> _Problems_
A) In the biography of Kathleen Mary Spagnolo, reproduce the passage between "Upon graduation as" and "University Art Museum.", inclusive, word for word.
B) According to the biography of Kathleen Mary Spagnolo, who taught her printmaking at American University?

> _Reading text_
-.-.-

Kathleen Mary Spagnolo (September 12, 1919 – February 15, 2016) was an American artist based in Alexandria, Virginia.  

Upon graduation as a Royal Scholar at the Royal College of Art in London., she worked as an artist for the Royal Air Force during World War II. There she met her American husband and emigrated to America. Spagnolo worked as a commercial illustrator in Alexandria before studying printmaking at American University under Robert Franklin Gates and Krishna Reddy.

Her work is included in the collections of the Smithsonian American Art Museum, the University of Arizona Museum of Art 
the Georgetown University Art Museum. 

Spagnolo was an original homeowner of the Hollin Hills Historic District, a nationally recognized mid-century modern community in northern Virginia. For more than 30 years, she was active in the community and helped produce the Hollin Hills Bulletin newsletter. She died in 2016 and is buried at the Culpeper National Cemetery with her late husband and Army veteran Frank Spagnolo (1913–1972).

-.-.-

> _Items_
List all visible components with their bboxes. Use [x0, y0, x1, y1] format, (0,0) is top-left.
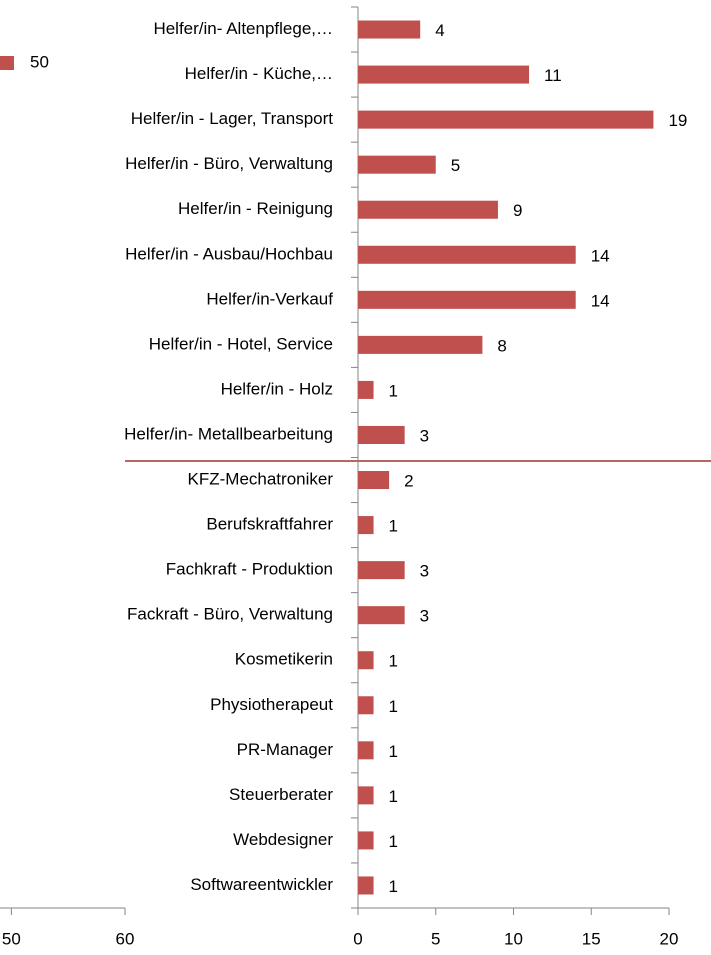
- y-tick-label: Helfer/in- Metallbearbeitung: [124, 424, 333, 443]
- bar: [358, 110, 654, 129]
- bar: [358, 516, 374, 535]
- bar: [358, 786, 374, 805]
- value-label: 1: [389, 742, 398, 761]
- bar: [358, 290, 576, 309]
- y-tick-label: Steuerberater: [229, 785, 333, 804]
- y-tick-label: Fackraft - Büro, Verwaltung: [127, 605, 333, 624]
- value-label: 1: [389, 652, 398, 671]
- bar: [358, 20, 421, 39]
- y-tick-label: Fachkraft - Produktion: [166, 560, 333, 579]
- bar: [358, 876, 374, 895]
- value-label: 9: [513, 201, 522, 220]
- value-label: 1: [389, 517, 398, 536]
- y-tick-label: Helfer/in-Verkauf: [206, 289, 333, 308]
- bar: [358, 561, 405, 580]
- bar: [358, 741, 374, 760]
- y-tick-label: Helfer/in - Lager, Transport: [131, 109, 333, 128]
- y-tick-label: Helfer/in - Reinigung: [178, 199, 333, 218]
- value-label: 4: [435, 21, 444, 40]
- legend-label: 50: [30, 52, 49, 71]
- bar: [358, 831, 374, 850]
- bar: [358, 245, 576, 264]
- value-label: 1: [389, 787, 398, 806]
- y-tick-label: Kosmetikerin: [235, 650, 333, 669]
- bar: [358, 606, 405, 625]
- y-tick-label: Helfer/in- Altenpflege,…: [153, 19, 333, 38]
- bar: [358, 65, 530, 84]
- value-label: 5: [451, 156, 460, 175]
- x-tick-label: 50: [2, 929, 21, 948]
- value-label: 3: [420, 607, 429, 626]
- bar: [358, 471, 390, 490]
- x-tick-label: 15: [582, 929, 601, 948]
- legend-swatch: [0, 56, 14, 70]
- y-tick-label: Softwareentwickler: [190, 875, 333, 894]
- bar: [358, 380, 374, 399]
- x-tick-label: 5: [431, 929, 440, 948]
- value-label: 14: [591, 246, 610, 265]
- y-tick-label: Helfer/in - Holz: [221, 379, 333, 398]
- value-label: 1: [389, 381, 398, 400]
- y-tick-label: Helfer/in - Hotel, Service: [149, 334, 333, 353]
- bar: [358, 696, 374, 715]
- y-tick-label: PR-Manager: [237, 740, 334, 759]
- bar: [358, 335, 483, 354]
- y-tick-label: KFZ-Mechatroniker: [188, 470, 334, 489]
- y-tick-label: Helfer/in - Ausbau/Hochbau: [125, 244, 333, 263]
- value-label: 3: [420, 426, 429, 445]
- value-label: 19: [668, 111, 687, 130]
- bar: [358, 200, 498, 219]
- value-label: 8: [497, 336, 506, 355]
- y-tick-label: Helfer/in - Büro, Verwaltung: [125, 154, 333, 173]
- y-tick-label: Physiotherapeut: [210, 695, 333, 714]
- y-tick-label: Helfer/in - Küche,…: [185, 64, 333, 83]
- x-tick-label: 20: [660, 929, 679, 948]
- value-label: 14: [591, 291, 610, 310]
- x-tick-label: 10: [504, 929, 523, 948]
- y-tick-label: Webdesigner: [233, 830, 333, 849]
- value-label: 11: [544, 66, 562, 85]
- value-label: 1: [389, 697, 398, 716]
- value-label: 2: [404, 472, 413, 491]
- bar: [358, 651, 374, 670]
- value-label: 1: [389, 877, 398, 896]
- value-label: 3: [420, 562, 429, 581]
- bar: [358, 155, 436, 174]
- x-tick-label: 0: [353, 929, 362, 948]
- x-tick-label: 60: [116, 929, 135, 948]
- value-label: 1: [389, 832, 398, 851]
- y-tick-label: Berufskraftfahrer: [206, 515, 333, 534]
- bar: [358, 425, 405, 444]
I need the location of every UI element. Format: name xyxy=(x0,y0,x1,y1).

-.-.-

> _Solutions to each task_
A)
Upon graduation as a Royal Scholar at the Royal College of Art in London., she worked as an artist for the Royal Air Force during World War II. There she met her American husband and emigrated to America. Spagnolo worked as a commercial illustrator in Alexandria before studying printmaking at American University under Robert Franklin Gates and Krishna Reddy.

Her work is included in the collections of the Smithsonian American Art Museum, the University of Arizona Museum of Art 
the Georgetown University Art Museum.

B) Robert Franklin Gates and Krishna Reddy